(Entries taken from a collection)
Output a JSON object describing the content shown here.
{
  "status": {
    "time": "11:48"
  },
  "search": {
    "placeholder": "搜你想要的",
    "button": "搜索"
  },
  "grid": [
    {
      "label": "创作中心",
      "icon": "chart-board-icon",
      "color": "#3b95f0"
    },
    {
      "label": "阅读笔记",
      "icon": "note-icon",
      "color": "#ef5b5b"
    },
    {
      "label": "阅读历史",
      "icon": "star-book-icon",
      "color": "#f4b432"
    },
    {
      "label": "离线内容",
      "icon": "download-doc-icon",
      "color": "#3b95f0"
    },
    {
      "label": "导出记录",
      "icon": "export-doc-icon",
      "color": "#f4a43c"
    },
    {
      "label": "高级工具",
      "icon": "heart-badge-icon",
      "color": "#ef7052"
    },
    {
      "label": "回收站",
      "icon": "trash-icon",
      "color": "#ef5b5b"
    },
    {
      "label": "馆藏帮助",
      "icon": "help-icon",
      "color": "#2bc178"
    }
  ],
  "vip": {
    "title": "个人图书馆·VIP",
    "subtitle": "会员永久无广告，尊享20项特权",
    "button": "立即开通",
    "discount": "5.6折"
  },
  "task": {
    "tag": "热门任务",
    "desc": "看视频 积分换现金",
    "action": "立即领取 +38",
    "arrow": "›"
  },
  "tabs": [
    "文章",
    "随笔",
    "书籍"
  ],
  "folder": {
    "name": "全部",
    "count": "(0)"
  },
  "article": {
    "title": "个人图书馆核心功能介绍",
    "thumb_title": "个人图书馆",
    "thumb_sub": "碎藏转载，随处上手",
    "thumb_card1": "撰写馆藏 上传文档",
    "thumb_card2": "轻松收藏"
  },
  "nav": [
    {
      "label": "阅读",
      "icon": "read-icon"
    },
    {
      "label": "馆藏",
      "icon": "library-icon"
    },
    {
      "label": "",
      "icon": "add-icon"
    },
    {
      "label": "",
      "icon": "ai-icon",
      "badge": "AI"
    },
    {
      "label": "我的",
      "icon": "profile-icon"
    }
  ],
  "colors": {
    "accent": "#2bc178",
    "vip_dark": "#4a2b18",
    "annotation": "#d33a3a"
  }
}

Work required
Return all of the entries exactly as they were supplied.

The solution
Output a JSON object describing the content shown here.
{
  "status": {
    "time": "11:48"
  },
  "search": {
    "placeholder": "搜你想要的",
    "button": "搜索"
  },
  "grid": [
    {
      "label": "创作中心",
      "icon": "chart-board-icon",
      "color": "#3b95f0"
    },
    {
      "label": "阅读笔记",
      "icon": "note-icon",
      "color": "#ef5b5b"
    },
    {
      "label": "阅读历史",
      "icon": "star-book-icon",
      "color": "#f4b432"
    },
    {
      "label": "离线内容",
      "icon": "download-doc-icon",
      "color": "#3b95f0"
    },
    {
      "label": "导出记录",
      "icon": "export-doc-icon",
      "color": "#f4a43c"
    },
    {
      "label": "高级工具",
      "icon": "heart-badge-icon",
      "color": "#ef7052"
    },
    {
      "label": "回收站",
      "icon": "trash-icon",
      "color": "#ef5b5b"
    },
    {
      "label": "馆藏帮助",
      "icon": "help-icon",
      "color": "#2bc178"
    }
  ],
  "vip": {
    "title": "个人图书馆·VIP",
    "subtitle": "会员永久无广告，尊享20项特权",
    "button": "立即开通",
    "discount": "5.6折"
  },
  "task": {
    "tag": "热门任务",
    "desc": "看视频 积分换现金",
    "action": "立即领取 +38",
    "arrow": "›"
  },
  "tabs": [
    "文章",
    "随笔",
    "书籍"
  ],
  "folder": {
    "name": "全部",
    "count": "(0)"
  },
  "article": {
    "title": "个人图书馆核心功能介绍",
    "thumb_title": "个人图书馆",
    "thumb_sub": "碎藏转载，随处上手",
    "thumb_card1": "撰写馆藏 上传文档",
    "thumb_card2": "轻松收藏"
  },
  "nav": [
    {
      "label": "阅读",
      "icon": "read-icon"
    },
    {
      "label": "馆藏",
      "icon": "library-icon"
    },
    {
      "label": "",
      "icon": "add-icon"
    },
    {
      "label": "",
      "icon": "ai-icon",
      "badge": "AI"
    },
    {
      "label": "我的",
      "icon": "profile-icon"
    }
  ],
  "colors": {
    "accent": "#2bc178",
    "vip_dark": "#4a2b18",
    "annotation": "#d33a3a"
  }
}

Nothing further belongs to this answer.